## EXERCISE AIM
Reproduce the listing below without any change.

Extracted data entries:
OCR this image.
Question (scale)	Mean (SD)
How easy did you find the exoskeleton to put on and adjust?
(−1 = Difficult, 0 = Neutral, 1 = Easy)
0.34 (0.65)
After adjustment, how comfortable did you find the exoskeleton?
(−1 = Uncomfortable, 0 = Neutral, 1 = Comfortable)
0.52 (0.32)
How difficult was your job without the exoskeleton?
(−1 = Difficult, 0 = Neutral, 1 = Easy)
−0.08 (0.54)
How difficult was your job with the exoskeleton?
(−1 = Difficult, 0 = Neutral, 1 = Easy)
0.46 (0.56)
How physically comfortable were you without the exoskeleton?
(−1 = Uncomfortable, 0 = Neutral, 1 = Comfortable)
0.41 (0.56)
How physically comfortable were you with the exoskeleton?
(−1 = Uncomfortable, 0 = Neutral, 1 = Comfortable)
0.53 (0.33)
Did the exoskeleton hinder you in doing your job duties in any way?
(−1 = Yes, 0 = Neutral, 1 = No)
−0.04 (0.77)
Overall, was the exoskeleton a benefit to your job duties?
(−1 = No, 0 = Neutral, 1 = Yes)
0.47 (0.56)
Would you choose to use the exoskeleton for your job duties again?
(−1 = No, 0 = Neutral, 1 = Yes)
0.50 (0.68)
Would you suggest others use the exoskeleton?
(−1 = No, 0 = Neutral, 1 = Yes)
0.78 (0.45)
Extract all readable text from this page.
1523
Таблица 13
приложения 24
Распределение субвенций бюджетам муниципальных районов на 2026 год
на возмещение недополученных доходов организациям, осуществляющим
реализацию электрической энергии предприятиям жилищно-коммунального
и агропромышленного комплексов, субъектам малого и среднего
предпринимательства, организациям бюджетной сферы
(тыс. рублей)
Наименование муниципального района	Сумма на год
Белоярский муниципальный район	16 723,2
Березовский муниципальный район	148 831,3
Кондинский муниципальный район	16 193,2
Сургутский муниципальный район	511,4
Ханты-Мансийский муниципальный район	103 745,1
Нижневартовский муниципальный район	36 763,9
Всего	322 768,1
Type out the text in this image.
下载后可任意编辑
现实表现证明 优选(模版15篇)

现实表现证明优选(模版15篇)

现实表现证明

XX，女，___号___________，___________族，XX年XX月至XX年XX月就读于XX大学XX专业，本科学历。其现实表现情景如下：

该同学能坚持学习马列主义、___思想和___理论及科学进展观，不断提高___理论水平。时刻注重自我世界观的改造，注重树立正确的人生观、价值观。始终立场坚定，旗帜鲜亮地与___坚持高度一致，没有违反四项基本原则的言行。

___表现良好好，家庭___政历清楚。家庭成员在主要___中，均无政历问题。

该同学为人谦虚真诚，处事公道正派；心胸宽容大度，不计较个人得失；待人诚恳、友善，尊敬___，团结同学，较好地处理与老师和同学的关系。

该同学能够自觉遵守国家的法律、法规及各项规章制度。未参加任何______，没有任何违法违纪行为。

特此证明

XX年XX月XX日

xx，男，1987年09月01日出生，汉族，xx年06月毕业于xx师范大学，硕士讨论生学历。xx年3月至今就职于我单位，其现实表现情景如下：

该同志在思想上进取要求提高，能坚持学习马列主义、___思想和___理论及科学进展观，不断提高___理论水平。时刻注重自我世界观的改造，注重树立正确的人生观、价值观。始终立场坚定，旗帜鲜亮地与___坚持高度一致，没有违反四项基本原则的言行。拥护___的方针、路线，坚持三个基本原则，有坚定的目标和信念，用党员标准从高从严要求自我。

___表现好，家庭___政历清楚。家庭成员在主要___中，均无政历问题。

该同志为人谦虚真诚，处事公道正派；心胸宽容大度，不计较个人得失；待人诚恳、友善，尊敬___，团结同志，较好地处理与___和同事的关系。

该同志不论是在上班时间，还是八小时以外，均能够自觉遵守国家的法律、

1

## SOLVED EXERCISE
OCR this image.
Question (scale)	Mean (SD)
How easy did you find the exoskeleton to put on and adjust?
(−1 = Difficult, 0 = Neutral, 1 = Easy)
0.34 (0.65)
After adjustment, how comfortable did you find the exoskeleton?
(−1 = Uncomfortable, 0 = Neutral, 1 = Comfortable)
0.52 (0.32)
How difficult was your job without the exoskeleton?
(−1 = Difficult, 0 = Neutral, 1 = Easy)
−0.08 (0.54)
How difficult was your job with the exoskeleton?
(−1 = Difficult, 0 = Neutral, 1 = Easy)
0.46 (0.56)
How physically comfortable were you without the exoskeleton?
(−1 = Uncomfortable, 0 = Neutral, 1 = Comfortable)
0.41 (0.56)
How physically comfortable were you with the exoskeleton?
(−1 = Uncomfortable, 0 = Neutral, 1 = Comfortable)
0.53 (0.33)
Did the exoskeleton hinder you in doing your job duties in any way?
(−1 = Yes, 0 = Neutral, 1 = No)
−0.04 (0.77)
Overall, was the exoskeleton a benefit to your job duties?
(−1 = No, 0 = Neutral, 1 = Yes)
0.47 (0.56)
Would you choose to use the exoskeleton for your job duties again?
(−1 = No, 0 = Neutral, 1 = Yes)
0.50 (0.68)
Would you suggest others use the exoskeleton?
(−1 = No, 0 = Neutral, 1 = Yes)
0.78 (0.45)
Extract all readable text from this page.
1523
Таблица 13
приложения 24
Распределение субвенций бюджетам муниципальных районов на 2026 год
на возмещение недополученных доходов организациям, осуществляющим
реализацию электрической энергии предприятиям жилищно-коммунального
и агропромышленного комплексов, субъектам малого и среднего
предпринимательства, организациям бюджетной сферы
(тыс. рублей)
Наименование муниципального района	Сумма на год
Белоярский муниципальный район	16 723,2
Березовский муниципальный район	148 831,3
Кондинский муниципальный район	16 193,2
Сургутский муниципальный район	511,4
Ханты-Мансийский муниципальный район	103 745,1
Нижневартовский муниципальный район	36 763,9
Всего	322 768,1
Type out the text in this image.
下载后可任意编辑
现实表现证明 优选(模版15篇)

现实表现证明优选(模版15篇)

现实表现证明

XX，女，___号___________，___________族，XX年XX月至XX年XX月就读于XX大学XX专业，本科学历。其现实表现情景如下：

该同学能坚持学习马列主义、___思想和___理论及科学进展观，不断提高___理论水平。时刻注重自我世界观的改造，注重树立正确的人生观、价值观。始终立场坚定，旗帜鲜亮地与___坚持高度一致，没有违反四项基本原则的言行。

___表现良好好，家庭___政历清楚。家庭成员在主要___中，均无政历问题。

该同学为人谦虚真诚，处事公道正派；心胸宽容大度，不计较个人得失；待人诚恳、友善，尊敬___，团结同学，较好地处理与老师和同学的关系。

该同学能够自觉遵守国家的法律、法规及各项规章制度。未参加任何______，没有任何违法违纪行为。

特此证明

XX年XX月XX日

xx，男，1987年09月01日出生，汉族，xx年06月毕业于xx师范大学，硕士讨论生学历。xx年3月至今就职于我单位，其现实表现情景如下：

该同志在思想上进取要求提高，能坚持学习马列主义、___思想和___理论及科学进展观，不断提高___理论水平。时刻注重自我世界观的改造，注重树立正确的人生观、价值观。始终立场坚定，旗帜鲜亮地与___坚持高度一致，没有违反四项基本原则的言行。拥护___的方针、路线，坚持三个基本原则，有坚定的目标和信念，用党员标准从高从严要求自我。

___表现好，家庭___政历清楚。家庭成员在主要___中，均无政历问题。

该同志为人谦虚真诚，处事公道正派；心胸宽容大度，不计较个人得失；待人诚恳、友善，尊敬___，团结同志，较好地处理与___和同事的关系。

该同志不论是在上班时间，还是八小时以外，均能够自觉遵守国家的法律、

1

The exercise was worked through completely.